ROWS =>
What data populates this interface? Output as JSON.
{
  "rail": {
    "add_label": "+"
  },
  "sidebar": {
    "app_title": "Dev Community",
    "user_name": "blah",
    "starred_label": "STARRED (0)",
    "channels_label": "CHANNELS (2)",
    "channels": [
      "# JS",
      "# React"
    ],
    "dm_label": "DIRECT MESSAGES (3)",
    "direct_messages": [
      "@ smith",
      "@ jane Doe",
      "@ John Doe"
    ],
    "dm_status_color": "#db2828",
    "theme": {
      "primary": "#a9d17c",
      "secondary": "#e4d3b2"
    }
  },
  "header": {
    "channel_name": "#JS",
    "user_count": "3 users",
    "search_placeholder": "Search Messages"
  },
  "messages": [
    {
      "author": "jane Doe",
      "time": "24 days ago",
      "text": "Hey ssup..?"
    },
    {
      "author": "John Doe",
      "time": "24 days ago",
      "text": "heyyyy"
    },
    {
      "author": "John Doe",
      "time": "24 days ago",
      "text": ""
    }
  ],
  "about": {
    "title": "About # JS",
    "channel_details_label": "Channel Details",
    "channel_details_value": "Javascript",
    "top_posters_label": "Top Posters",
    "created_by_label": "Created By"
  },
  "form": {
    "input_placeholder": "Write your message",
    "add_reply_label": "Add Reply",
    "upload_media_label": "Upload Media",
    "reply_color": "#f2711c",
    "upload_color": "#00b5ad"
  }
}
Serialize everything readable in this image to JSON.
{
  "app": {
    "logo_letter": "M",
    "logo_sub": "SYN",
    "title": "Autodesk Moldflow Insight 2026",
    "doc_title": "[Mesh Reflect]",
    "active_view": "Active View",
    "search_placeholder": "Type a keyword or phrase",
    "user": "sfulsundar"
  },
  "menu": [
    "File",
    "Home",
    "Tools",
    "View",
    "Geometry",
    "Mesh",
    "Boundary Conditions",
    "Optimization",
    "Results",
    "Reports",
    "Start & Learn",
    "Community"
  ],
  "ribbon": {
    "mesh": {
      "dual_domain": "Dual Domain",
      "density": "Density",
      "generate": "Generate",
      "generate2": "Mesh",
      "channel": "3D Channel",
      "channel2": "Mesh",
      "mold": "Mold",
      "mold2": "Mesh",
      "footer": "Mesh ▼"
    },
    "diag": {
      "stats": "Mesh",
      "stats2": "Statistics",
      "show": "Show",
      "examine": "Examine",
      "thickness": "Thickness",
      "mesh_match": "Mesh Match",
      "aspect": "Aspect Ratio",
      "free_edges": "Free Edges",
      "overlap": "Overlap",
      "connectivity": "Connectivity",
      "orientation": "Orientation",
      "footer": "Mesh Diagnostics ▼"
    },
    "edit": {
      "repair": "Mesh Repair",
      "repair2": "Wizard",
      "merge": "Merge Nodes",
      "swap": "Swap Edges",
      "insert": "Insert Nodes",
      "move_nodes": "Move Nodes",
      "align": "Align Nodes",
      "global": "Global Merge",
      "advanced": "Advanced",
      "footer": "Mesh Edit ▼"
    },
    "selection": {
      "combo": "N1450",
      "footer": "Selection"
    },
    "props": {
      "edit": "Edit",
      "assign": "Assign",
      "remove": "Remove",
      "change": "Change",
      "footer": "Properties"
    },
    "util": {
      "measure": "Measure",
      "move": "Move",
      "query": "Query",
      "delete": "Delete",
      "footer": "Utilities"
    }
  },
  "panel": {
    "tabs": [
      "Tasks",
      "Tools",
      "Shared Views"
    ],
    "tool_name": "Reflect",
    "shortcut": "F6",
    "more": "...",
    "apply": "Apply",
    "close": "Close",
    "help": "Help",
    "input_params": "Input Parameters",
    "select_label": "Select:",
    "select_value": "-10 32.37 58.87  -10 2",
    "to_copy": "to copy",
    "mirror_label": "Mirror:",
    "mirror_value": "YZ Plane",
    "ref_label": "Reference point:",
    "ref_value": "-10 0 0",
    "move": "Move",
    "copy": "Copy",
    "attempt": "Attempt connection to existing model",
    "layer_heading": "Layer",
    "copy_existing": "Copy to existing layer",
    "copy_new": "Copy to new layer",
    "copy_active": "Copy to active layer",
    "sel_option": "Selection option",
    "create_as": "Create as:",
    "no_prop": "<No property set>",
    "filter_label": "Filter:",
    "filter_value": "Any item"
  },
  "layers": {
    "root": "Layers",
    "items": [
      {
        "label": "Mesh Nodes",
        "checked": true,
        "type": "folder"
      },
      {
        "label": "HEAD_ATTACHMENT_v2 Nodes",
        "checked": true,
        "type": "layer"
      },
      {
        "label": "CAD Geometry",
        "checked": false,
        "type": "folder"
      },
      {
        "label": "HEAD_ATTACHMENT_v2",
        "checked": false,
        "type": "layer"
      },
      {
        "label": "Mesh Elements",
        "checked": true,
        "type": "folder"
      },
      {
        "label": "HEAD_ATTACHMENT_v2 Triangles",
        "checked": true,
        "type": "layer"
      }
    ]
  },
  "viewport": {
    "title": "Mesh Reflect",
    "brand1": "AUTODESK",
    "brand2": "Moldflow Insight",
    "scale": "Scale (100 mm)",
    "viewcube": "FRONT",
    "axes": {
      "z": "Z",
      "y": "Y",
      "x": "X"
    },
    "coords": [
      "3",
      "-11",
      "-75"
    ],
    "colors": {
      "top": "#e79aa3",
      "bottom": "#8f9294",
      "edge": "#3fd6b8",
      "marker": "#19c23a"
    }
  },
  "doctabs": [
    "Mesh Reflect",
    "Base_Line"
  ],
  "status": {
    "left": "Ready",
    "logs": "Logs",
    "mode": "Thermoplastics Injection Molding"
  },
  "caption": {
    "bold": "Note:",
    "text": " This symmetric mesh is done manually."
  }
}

WORK TO BE COMPLETED =>
Write out all of the records above exactly as they appear.

REPLY =>
What data populates this interface? Output as JSON.
{
  "rail": {
    "add_label": "+"
  },
  "sidebar": {
    "app_title": "Dev Community",
    "user_name": "blah",
    "starred_label": "STARRED (0)",
    "channels_label": "CHANNELS (2)",
    "channels": [
      "# JS",
      "# React"
    ],
    "dm_label": "DIRECT MESSAGES (3)",
    "direct_messages": [
      "@ smith",
      "@ jane Doe",
      "@ John Doe"
    ],
    "dm_status_color": "#db2828",
    "theme": {
      "primary": "#a9d17c",
      "secondary": "#e4d3b2"
    }
  },
  "header": {
    "channel_name": "#JS",
    "user_count": "3 users",
    "search_placeholder": "Search Messages"
  },
  "messages": [
    {
      "author": "jane Doe",
      "time": "24 days ago",
      "text": "Hey ssup..?"
    },
    {
      "author": "John Doe",
      "time": "24 days ago",
      "text": "heyyyy"
    },
    {
      "author": "John Doe",
      "time": "24 days ago",
      "text": ""
    }
  ],
  "about": {
    "title": "About # JS",
    "channel_details_label": "Channel Details",
    "channel_details_value": "Javascript",
    "top_posters_label": "Top Posters",
    "created_by_label": "Created By"
  },
  "form": {
    "input_placeholder": "Write your message",
    "add_reply_label": "Add Reply",
    "upload_media_label": "Upload Media",
    "reply_color": "#f2711c",
    "upload_color": "#00b5ad"
  }
}
Serialize everything readable in this image to JSON.
{
  "app": {
    "logo_letter": "M",
    "logo_sub": "SYN",
    "title": "Autodesk Moldflow Insight 2026",
    "doc_title": "[Mesh Reflect]",
    "active_view": "Active View",
    "search_placeholder": "Type a keyword or phrase",
    "user": "sfulsundar"
  },
  "menu": [
    "File",
    "Home",
    "Tools",
    "View",
    "Geometry",
    "Mesh",
    "Boundary Conditions",
    "Optimization",
    "Results",
    "Reports",
    "Start & Learn",
    "Community"
  ],
  "ribbon": {
    "mesh": {
      "dual_domain": "Dual Domain",
      "density": "Density",
      "generate": "Generate",
      "generate2": "Mesh",
      "channel": "3D Channel",
      "channel2": "Mesh",
      "mold": "Mold",
      "mold2": "Mesh",
      "footer": "Mesh ▼"
    },
    "diag": {
      "stats": "Mesh",
      "stats2": "Statistics",
      "show": "Show",
      "examine": "Examine",
      "thickness": "Thickness",
      "mesh_match": "Mesh Match",
      "aspect": "Aspect Ratio",
      "free_edges": "Free Edges",
      "overlap": "Overlap",
      "connectivity": "Connectivity",
      "orientation": "Orientation",
      "footer": "Mesh Diagnostics ▼"
    },
    "edit": {
      "repair": "Mesh Repair",
      "repair2": "Wizard",
      "merge": "Merge Nodes",
      "swap": "Swap Edges",
      "insert": "Insert Nodes",
      "move_nodes": "Move Nodes",
      "align": "Align Nodes",
      "global": "Global Merge",
      "advanced": "Advanced",
      "footer": "Mesh Edit ▼"
    },
    "selection": {
      "combo": "N1450",
      "footer": "Selection"
    },
    "props": {
      "edit": "Edit",
      "assign": "Assign",
      "remove": "Remove",
      "change": "Change",
      "footer": "Properties"
    },
    "util": {
      "measure": "Measure",
      "move": "Move",
      "query": "Query",
      "delete": "Delete",
      "footer": "Utilities"
    }
  },
  "panel": {
    "tabs": [
      "Tasks",
      "Tools",
      "Shared Views"
    ],
    "tool_name": "Reflect",
    "shortcut": "F6",
    "more": "...",
    "apply": "Apply",
    "close": "Close",
    "help": "Help",
    "input_params": "Input Parameters",
    "select_label": "Select:",
    "select_value": "-10 32.37 58.87  -10 2",
    "to_copy": "to copy",
    "mirror_label": "Mirror:",
    "mirror_value": "YZ Plane",
    "ref_label": "Reference point:",
    "ref_value": "-10 0 0",
    "move": "Move",
    "copy": "Copy",
    "attempt": "Attempt connection to existing model",
    "layer_heading": "Layer",
    "copy_existing": "Copy to existing layer",
    "copy_new": "Copy to new layer",
    "copy_active": "Copy to active layer",
    "sel_option": "Selection option",
    "create_as": "Create as:",
    "no_prop": "<No property set>",
    "filter_label": "Filter:",
    "filter_value": "Any item"
  },
  "layers": {
    "root": "Layers",
    "items": [
      {
        "label": "Mesh Nodes",
        "checked": true,
        "type": "folder"
      },
      {
        "label": "HEAD_ATTACHMENT_v2 Nodes",
        "checked": true,
        "type": "layer"
      },
      {
        "label": "CAD Geometry",
        "checked": false,
        "type": "folder"
      },
      {
        "label": "HEAD_ATTACHMENT_v2",
        "checked": false,
        "type": "layer"
      },
      {
        "label": "Mesh Elements",
        "checked": true,
        "type": "folder"
      },
      {
        "label": "HEAD_ATTACHMENT_v2 Triangles",
        "checked": true,
        "type": "layer"
      }
    ]
  },
  "viewport": {
    "title": "Mesh Reflect",
    "brand1": "AUTODESK",
    "brand2": "Moldflow Insight",
    "scale": "Scale (100 mm)",
    "viewcube": "FRONT",
    "axes": {
      "z": "Z",
      "y": "Y",
      "x": "X"
    },
    "coords": [
      "3",
      "-11",
      "-75"
    ],
    "colors": {
      "top": "#e79aa3",
      "bottom": "#8f9294",
      "edge": "#3fd6b8",
      "marker": "#19c23a"
    }
  },
  "doctabs": [
    "Mesh Reflect",
    "Base_Line"
  ],
  "status": {
    "left": "Ready",
    "logs": "Logs",
    "mode": "Thermoplastics Injection Molding"
  },
  "caption": {
    "bold": "Note:",
    "text": " This symmetric mesh is done manually."
  }
}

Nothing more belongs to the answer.